AIM
Count how many lines in this material contain "sicurezza". The answer is that number alone.
___ TASK DATA
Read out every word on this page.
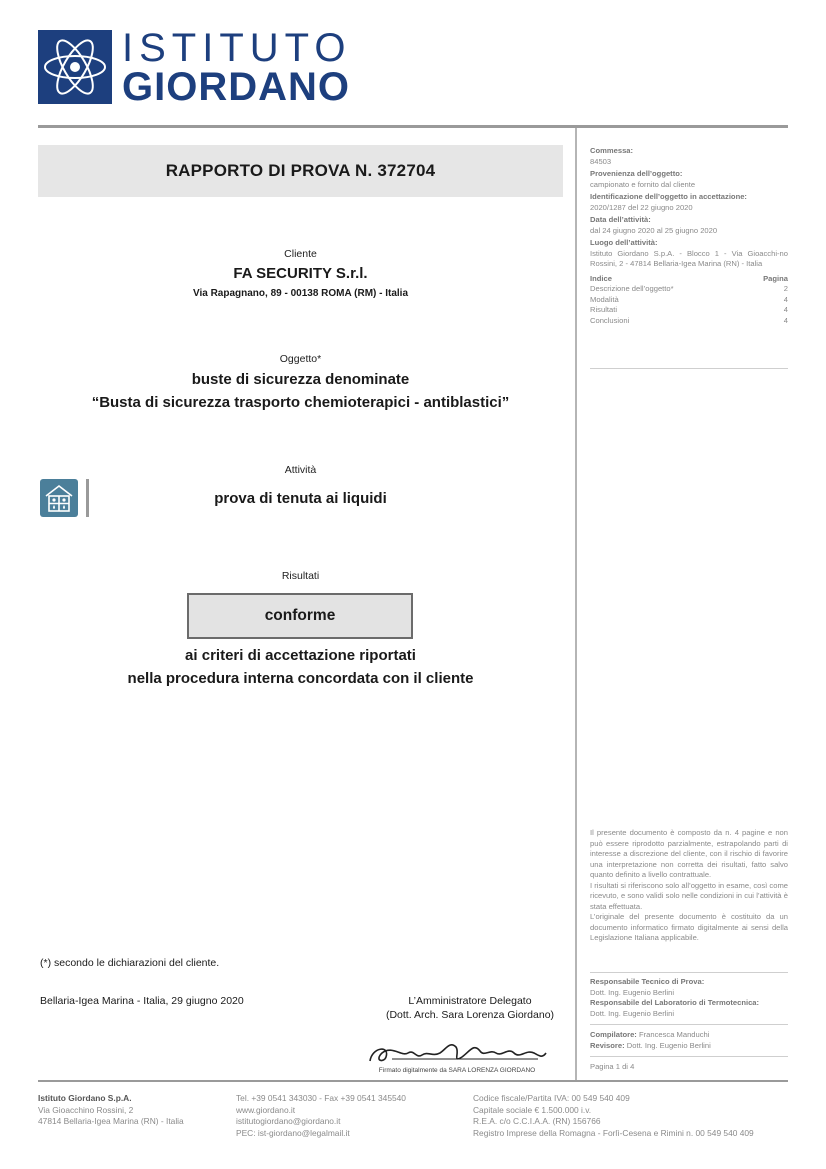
ISTITUTO
GIORDANO
RAPPORTO DI PROVA N. 372704
Cliente
FA SECURITY S.r.l.
Via Rapagnano, 89 - 00138 ROMA (RM) - Italia
Oggetto*
buste di sicurezza denominate
“Busta di sicurezza trasporto chemioterapici - antiblastici”
Attività
prova di tenuta ai liquidi
Risultati
conforme
ai criteri di accettazione riportati
nella procedura interna concordata con il cliente
(*) secondo le dichiarazioni del cliente.
Bellaria-Igea Marina - Italia, 29 giugno 2020	L’Amministratore Delegato
(Dott. Arch. Sara Lorenza Giordano)
Firmato digitalmente da SARA LORENZA GIORDANO
Commessa:
84503
Provenienza dell’oggetto:
campionato e fornito dal cliente
Identificazione dell’oggetto in accettazione:
2020/1287 del 22 giugno 2020
Data dell’attività:
dal 24 giugno 2020 al 25 giugno 2020
Luogo dell’attività:
Istituto Giordano S.p.A. - Blocco 1 - Via Gioacchi-no Rossini, 2 - 47814 Bellaria-Igea Marina (RN) - Italia
Indice	Pagina
Descrizione dell’oggetto*	2
Modalità	4
Risultati	4
Conclusioni	4
Il presente documento è composto da n. 4 pagine e non può essere riprodotto parzialmente, estrapolando parti di interesse a discrezione del cliente, con il rischio di favorire una interpretazione non corretta dei risultati, fatto salvo quanto definito a livello contrattuale.
I risultati si riferiscono solo all’oggetto in esame, così come ricevuto, e sono validi solo nelle condizioni in cui l’attività è stata effettuata.
L’originale del presente documento è costituito da un documento informatico firmato digitalmente ai sensi della Legislazione Italiana applicabile.
Responsabile Tecnico di Prova:
Dott. Ing. Eugenio Berlini
Responsabile del Laboratorio di Termotecnica:
Dott. Ing. Eugenio Berlini
Compilatore: Francesca Manduchi
Revisore: Dott. Ing. Eugenio Berlini
Pagina 1 di 4
Istituto Giordano S.p.A.
Via Gioacchino Rossini, 2
47814 Bellaria-Igea Marina (RN) - Italia
Tel. +39 0541 343030 - Fax +39 0541 345540
www.giordano.it
istitutogiordano@giordano.it
PEC: ist-giordano@legalmail.it
Codice fiscale/Partita IVA: 00 549 540 409
Capitale sociale € 1.500.000 i.v.
R.E.A. c/o C.C.I.A.A. (RN) 156766
Registro Imprese della Romagna - Forlì-Cesena e Rimini n. 00 549 540 409
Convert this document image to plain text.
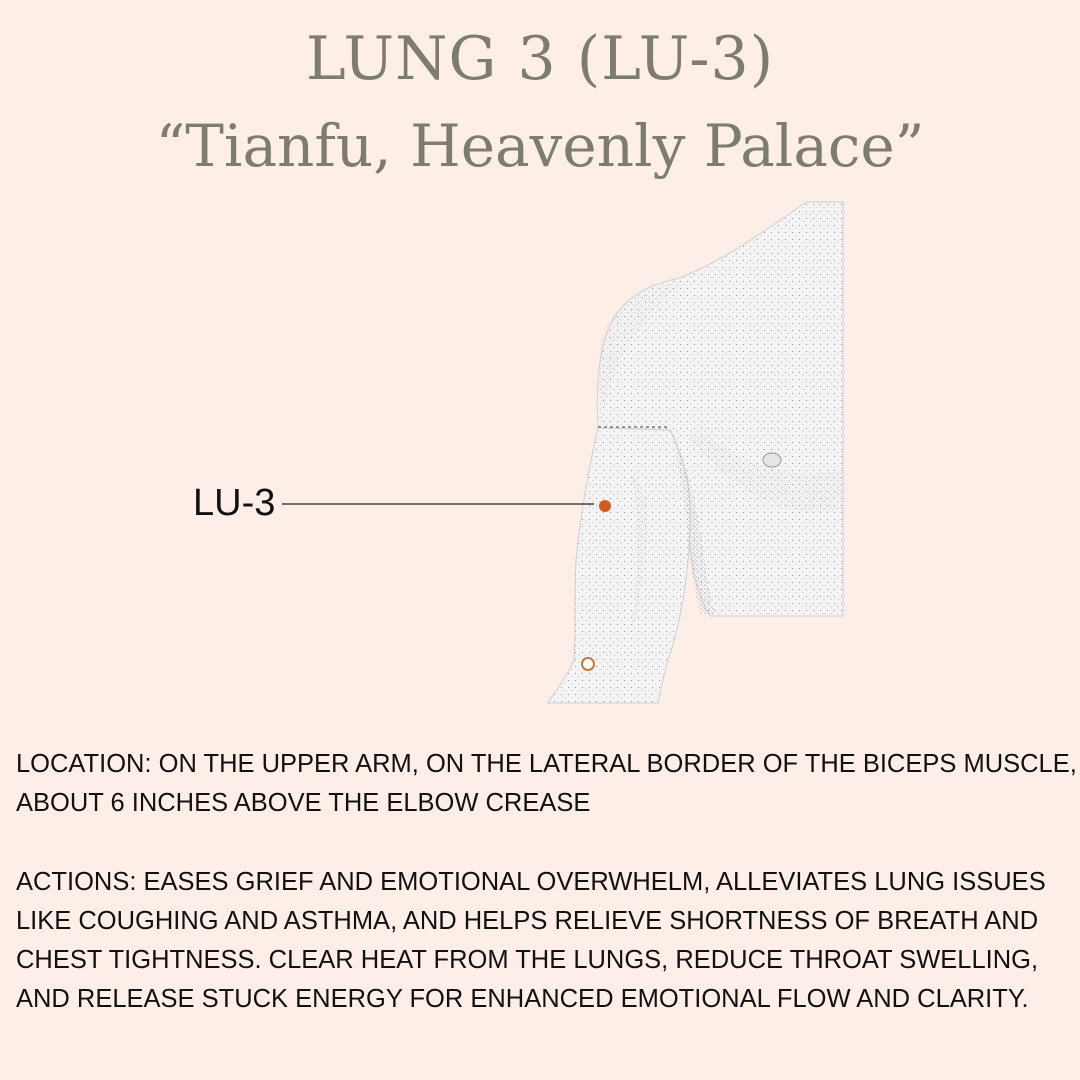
LUNG 3 (LU-3)
“Tianfu, Heavenly Palace”
LU-3

LOCATION: ON THE UPPER ARM, ON THE LATERAL BORDER OF THE BICEPS MUSCLE, ABOUT 6 INCHES ABOVE THE ELBOW CREASE

ACTIONS: EASES GRIEF AND EMOTIONAL OVERWHELM, ALLEVIATES LUNG ISSUES LIKE COUGHING AND ASTHMA, AND HELPS RELIEVE SHORTNESS OF BREATH AND CHEST TIGHTNESS. CLEAR HEAT FROM THE LUNGS, REDUCE THROAT SWELLING, AND RELEASE STUCK ENERGY FOR ENHANCED EMOTIONAL FLOW AND CLARITY.
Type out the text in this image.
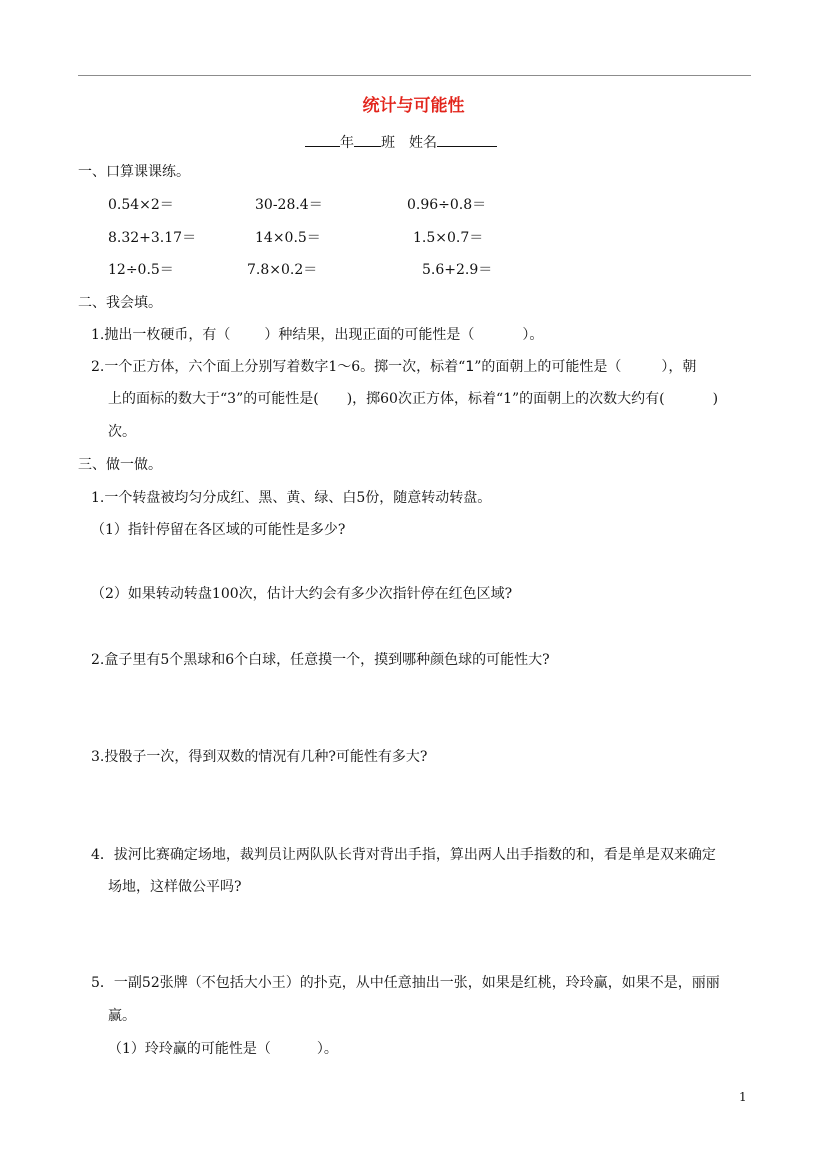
统计与可能性
年 班 姓名
一、口算课课练。
0.54×2＝	30-28.4＝	0.96÷0.8＝
8.32+3.17＝	14×0.5＝	1.5×0.7＝
12÷0.5＝	7.8×0.2＝	5.6+2.9＝
二、我会填。
1.抛出一枚硬币，有（ ）种结果，出现正面的可能性是（	）。
2.一个正方体，六个面上分别写着数字1～6。掷一次，标着“1”的面朝上的可能性是（	），朝
上的面标的数大于“3”的可能性是( )，掷60次正方体，标着“1”的面朝上的次数大约有(	)
次。
三、做一做。
1.一个转盘被均匀分成红、黑、黄、绿、白5份，随意转动转盘。
（1）指针停留在各区域的可能性是多少?
（2）如果转动转盘100次，估计大约会有多少次指针停在红色区域?
2.盒子里有5个黑球和6个白球，任意摸一个，摸到哪种颜色球的可能性大?
3.投骰子一次，得到双数的情况有几种?可能性有多大?
4．拔河比赛确定场地，裁判员让两队队长背对背出手指，算出两人出手指数的和，看是单是双来确定
场地，这样做公平吗?
5．一副52张牌（不包括大小王）的扑克，从中任意抽出一张，如果是红桃，玲玲赢，如果不是，丽丽
赢。
（1）玲玲赢的可能性是（	）。
1
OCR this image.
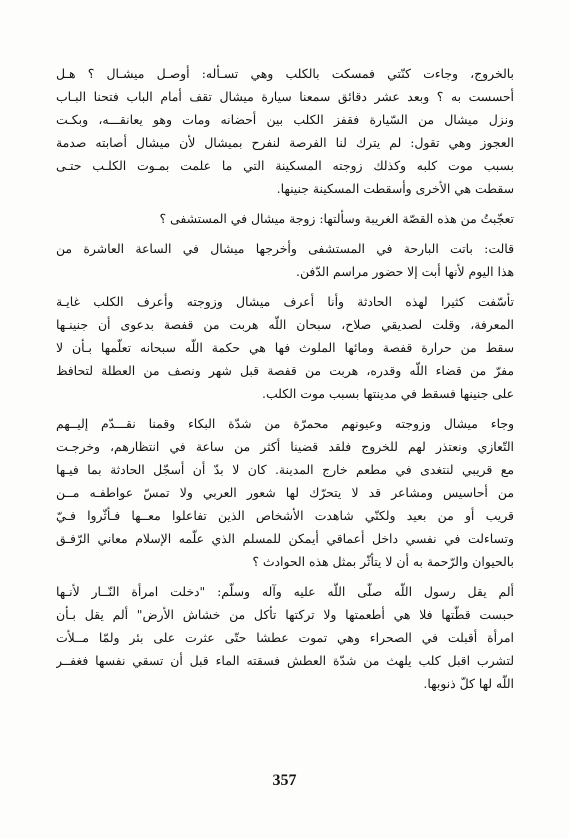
بالخروج، وجاءت كنّتي فمسكت بالكلب وهي تسـأله: أوصـل ميشـال ؟ هـل
أحسست به ؟ وبعد عشر دقائق سمعنا سيارة ميشال تقف أمام الباب فتحنا البـاب
ونزل ميشال من السّيارة فقفز الكلب بين أحضانه ومات وهو يعانقـــه، وبكـت
العجوز وهي تقول: لم يترك لنا الفرصة لنفرح بميشال لأن ميشال أصابته صدمة
بسبب موت كلبه وكذلك زوجته المسكينة التي ما علمت بمـوت الكلـب حتـى
سقطت هي الأخرى وأسقطت المسكينة جنينها.
تعجّبتُ من هذه القصّة الغريبة وسألتها: زوجة ميشال في المستشفى ؟
قالت: باتت البارحة في المستشفى وأخرجها ميشال في الساعة العاشرة من
هذا اليوم لأنها أبت إلا حضور مراسم الدّفن.
تأسّفت كثيرا لهذه الحادثة وأنا أعرف ميشال وزوجته وأعرف الكلب غايـة
المعرفة، وقلت لصديقي صلاح، سبحان اللّه هربت من قفصة بدعوى أن جنينـها
سقط من حرارة قفصة ومائها الملوث فها هي حكمة اللّه سبحانه تعلّمها بـأن لا
مفرّ من قضاء اللّه وقدره، هربت من قفصة قبل شهر ونصف من العطلة لتحافظ
على جنينها فسقط في مدينتها بسبب موت الكلب.
وجاء ميشال وزوجته وعيونهم محمرّة من شدّة البكاء وقمنا نقـــدّم إليــهم
التّعازي ونعتذر لهم للخروج فلقد قضينا أكثر من ساعة في انتظارهم، وخرجـت
مع قريبي لنتغدى في مطعم خارج المدينة. كان لا بدّ أن أسجّل الحادثة بما فيـها
من أحاسيس ومشاعر قد لا يتحرّك لها شعور العربي ولا تمسّ عواطفـه مــن
قريب أو من بعيد ولكنّي شاهدت الأشخاص الذين تفاعلوا معــها فـأثّروا فـيّ
وتساءلت في نفسي داخل أعماقي أيمكن للمسلم الذي علّمه الإسلام معاني الرّفـق
بالحيوان والرّحمة به أن لا يتأثّر بمثل هذه الحوادث ؟
ألم يقل رسول اللّه صلّى اللّه عليه وآله وسلّم: "دخلت امرأة النّــار لأنـها
حبست قطّتها فلا هي أطعمتها ولا تركتها تأكل من خشاش الأرض" ألم يقل بـأن
امرأة أقبلت في الصحراء وهي تموت عطشا حتّى عثرت على بئر ولمّا مــلأت
لتشرب اقبل كلب يلهث من شدّة العطش فسقته الماء قبل أن تسقي نفسها فغفــر
اللّه لها كلّ ذنوبها.
357
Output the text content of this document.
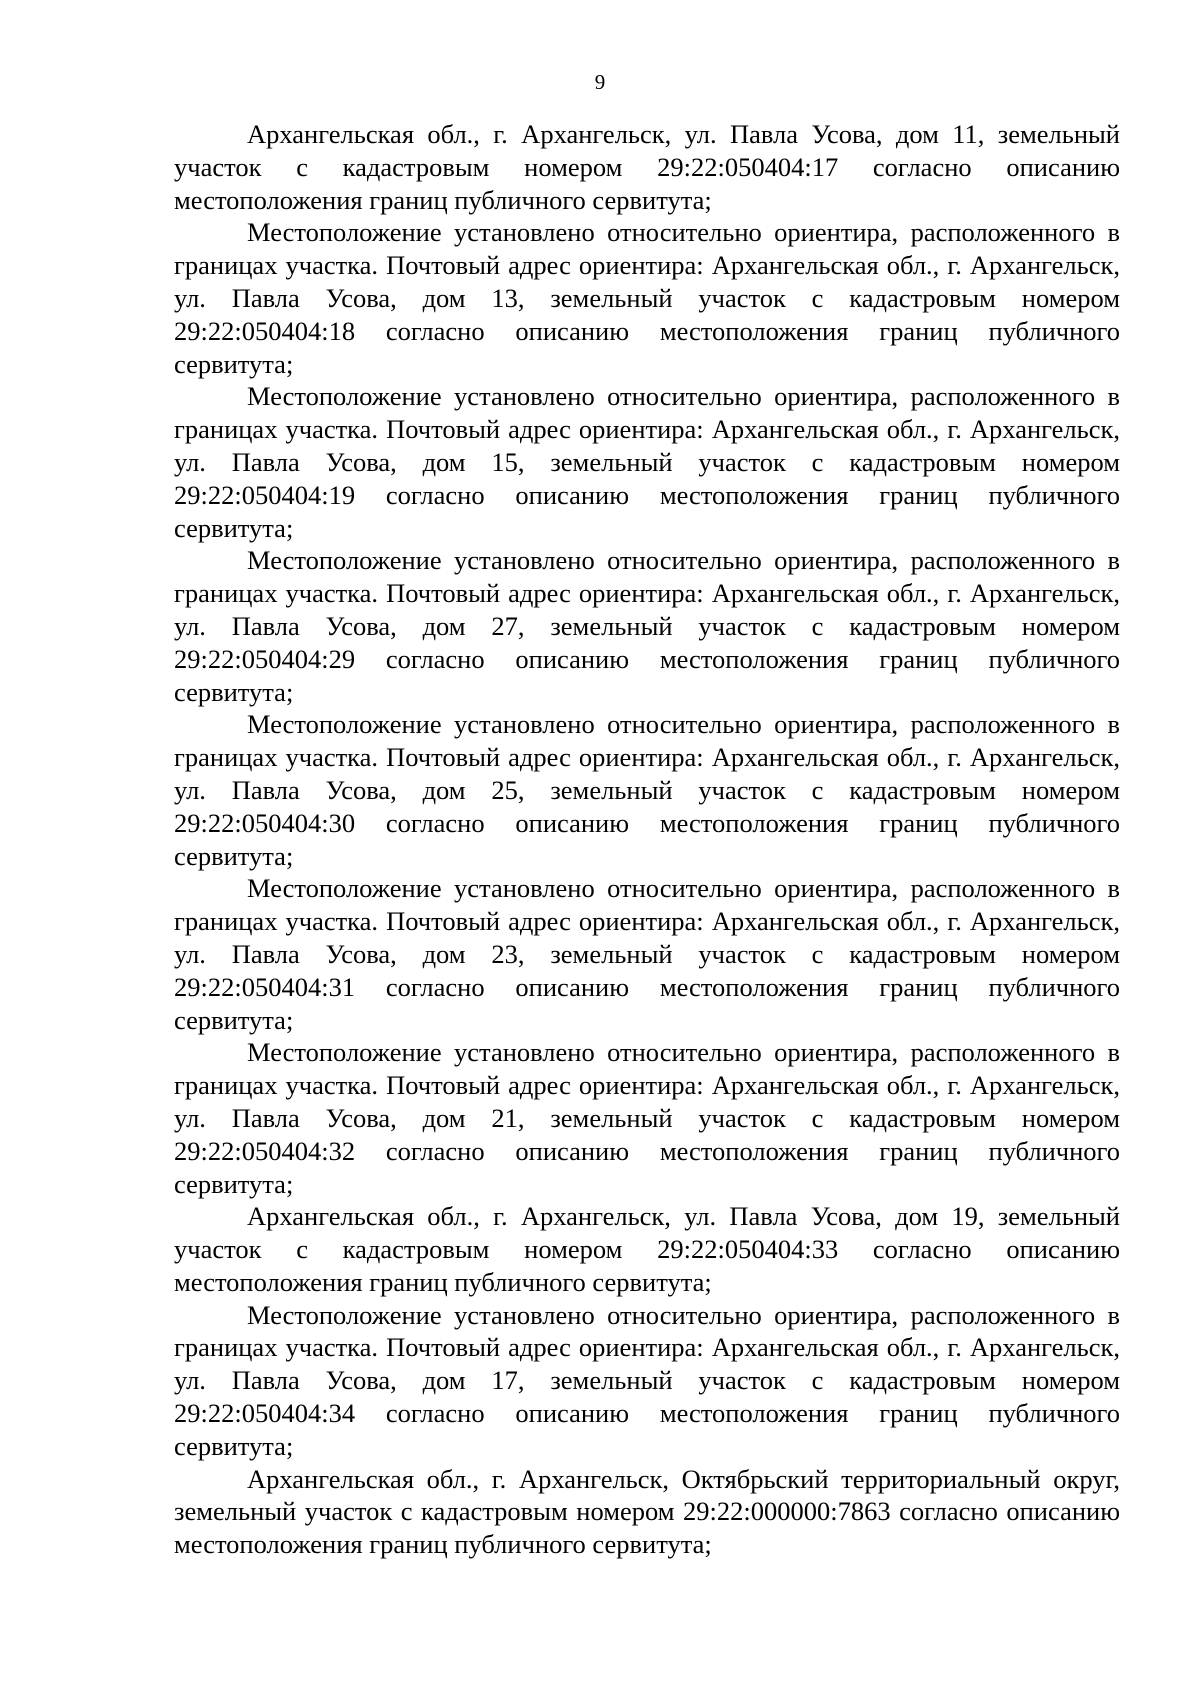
9

Архангельская обл., г. Архангельск, ул. Павла Усова, дом 11, земельный участок с кадастровым номером 29:22:050404:17 согласно описанию местоположения границ публичного сервитута;

Местоположение установлено относительно ориентира, расположенного в границах участка. Почтовый адрес ориентира: Архангельская обл., г. Архангельск, ул. Павла Усова, дом 13, земельный участок с кадастровым номером 29:22:050404:18 согласно описанию местоположения границ публичного сервитута;

Местоположение установлено относительно ориентира, расположенного в границах участка. Почтовый адрес ориентира: Архангельская обл., г. Архангельск, ул. Павла Усова, дом 15, земельный участок с кадастровым номером 29:22:050404:19 согласно описанию местоположения границ публичного сервитута;

Местоположение установлено относительно ориентира, расположенного в границах участка. Почтовый адрес ориентира: Архангельская обл., г. Архангельск, ул. Павла Усова, дом 27, земельный участок с кадастровым номером 29:22:050404:29 согласно описанию местоположения границ публичного сервитута;

Местоположение установлено относительно ориентира, расположенного в границах участка. Почтовый адрес ориентира: Архангельская обл., г. Архангельск, ул. Павла Усова, дом 25, земельный участок с кадастровым номером 29:22:050404:30 согласно описанию местоположения границ публичного сервитута;

Местоположение установлено относительно ориентира, расположенного в границах участка. Почтовый адрес ориентира: Архангельская обл., г. Архангельск, ул. Павла Усова, дом 23, земельный участок с кадастровым номером 29:22:050404:31 согласно описанию местоположения границ публичного сервитута;

Местоположение установлено относительно ориентира, расположенного в границах участка. Почтовый адрес ориентира: Архангельская обл., г. Архангельск, ул. Павла Усова, дом 21, земельный участок с кадастровым номером 29:22:050404:32 согласно описанию местоположения границ публичного сервитута;

Архангельская обл., г. Архангельск, ул. Павла Усова, дом 19, земельный участок с кадастровым номером 29:22:050404:33 согласно описанию местоположения границ публичного сервитута;

Местоположение установлено относительно ориентира, расположенного в границах участка. Почтовый адрес ориентира: Архангельская обл., г. Архангельск, ул. Павла Усова, дом 17, земельный участок с кадастровым номером 29:22:050404:34 согласно описанию местоположения границ публичного сервитута;

Архангельская обл., г. Архангельск, Октябрьский территориальный округ, земельный участок с кадастровым номером 29:22:000000:7863 согласно описанию местоположения границ публичного сервитута;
______
REPLY TO THE EXERCISE
2